YOUR GOAL.
Return the entries below in their exact form, leaving the pictures out.

DATA PROVIDED.
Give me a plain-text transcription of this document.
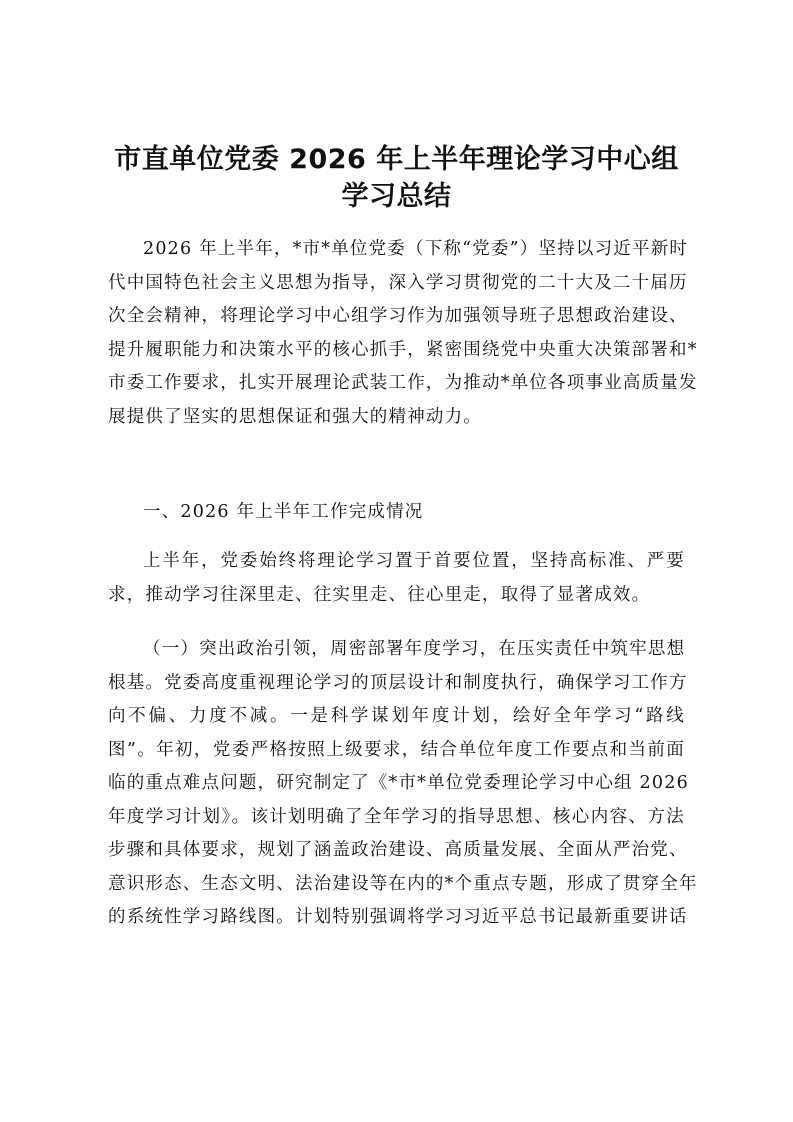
市直单位党委 2026 年上半年理论学习中心组
学习总结
2026 年上半年，*市*单位党委（下称“党委”）坚持以习近平新时
代中国特色社会主义思想为指导，深入学习贯彻党的二十大及二十届历
次全会精神，将理论学习中心组学习作为加强领导班子思想政治建设、
提升履职能力和决策水平的核心抓手，紧密围绕党中央重大决策部署和*
市委工作要求，扎实开展理论武装工作，为推动*单位各项事业高质量发
展提供了坚实的思想保证和强大的精神动力。
一、2026 年上半年工作完成情况
上半年，党委始终将理论学习置于首要位置，坚持高标准、严要
求，推动学习往深里走、往实里走、往心里走，取得了显著成效。
（一）突出政治引领，周密部署年度学习，在压实责任中筑牢思想
根基。党委高度重视理论学习的顶层设计和制度执行，确保学习工作方
向不偏、力度不减。一是科学谋划年度计划，绘好全年学习“路线
图”。年初，党委严格按照上级要求，结合单位年度工作要点和当前面
临的重点难点问题，研究制定了《*市*单位党委理论学习中心组 2026
年度学习计划》。该计划明确了全年学习的指导思想、核心内容、方法
步骤和具体要求，规划了涵盖政治建设、高质量发展、全面从严治党、
意识形态、生态文明、法治建设等在内的*个重点专题，形成了贯穿全年
的系统性学习路线图。计划特别强调将学习习近平总书记最新重要讲话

ANSWER BELOW.
Give me a plain-text transcription of this document.
市直单位党委 2026 年上半年理论学习中心组
学习总结
2026 年上半年，*市*单位党委（下称“党委”）坚持以习近平新时
代中国特色社会主义思想为指导，深入学习贯彻党的二十大及二十届历
次全会精神，将理论学习中心组学习作为加强领导班子思想政治建设、
提升履职能力和决策水平的核心抓手，紧密围绕党中央重大决策部署和*
市委工作要求，扎实开展理论武装工作，为推动*单位各项事业高质量发
展提供了坚实的思想保证和强大的精神动力。
一、2026 年上半年工作完成情况
上半年，党委始终将理论学习置于首要位置，坚持高标准、严要
求，推动学习往深里走、往实里走、往心里走，取得了显著成效。
（一）突出政治引领，周密部署年度学习，在压实责任中筑牢思想
根基。党委高度重视理论学习的顶层设计和制度执行，确保学习工作方
向不偏、力度不减。一是科学谋划年度计划，绘好全年学习“路线
图”。年初，党委严格按照上级要求，结合单位年度工作要点和当前面
临的重点难点问题，研究制定了《*市*单位党委理论学习中心组 2026
年度学习计划》。该计划明确了全年学习的指导思想、核心内容、方法
步骤和具体要求，规划了涵盖政治建设、高质量发展、全面从严治党、
意识形态、生态文明、法治建设等在内的*个重点专题，形成了贯穿全年
的系统性学习路线图。计划特别强调将学习习近平总书记最新重要讲话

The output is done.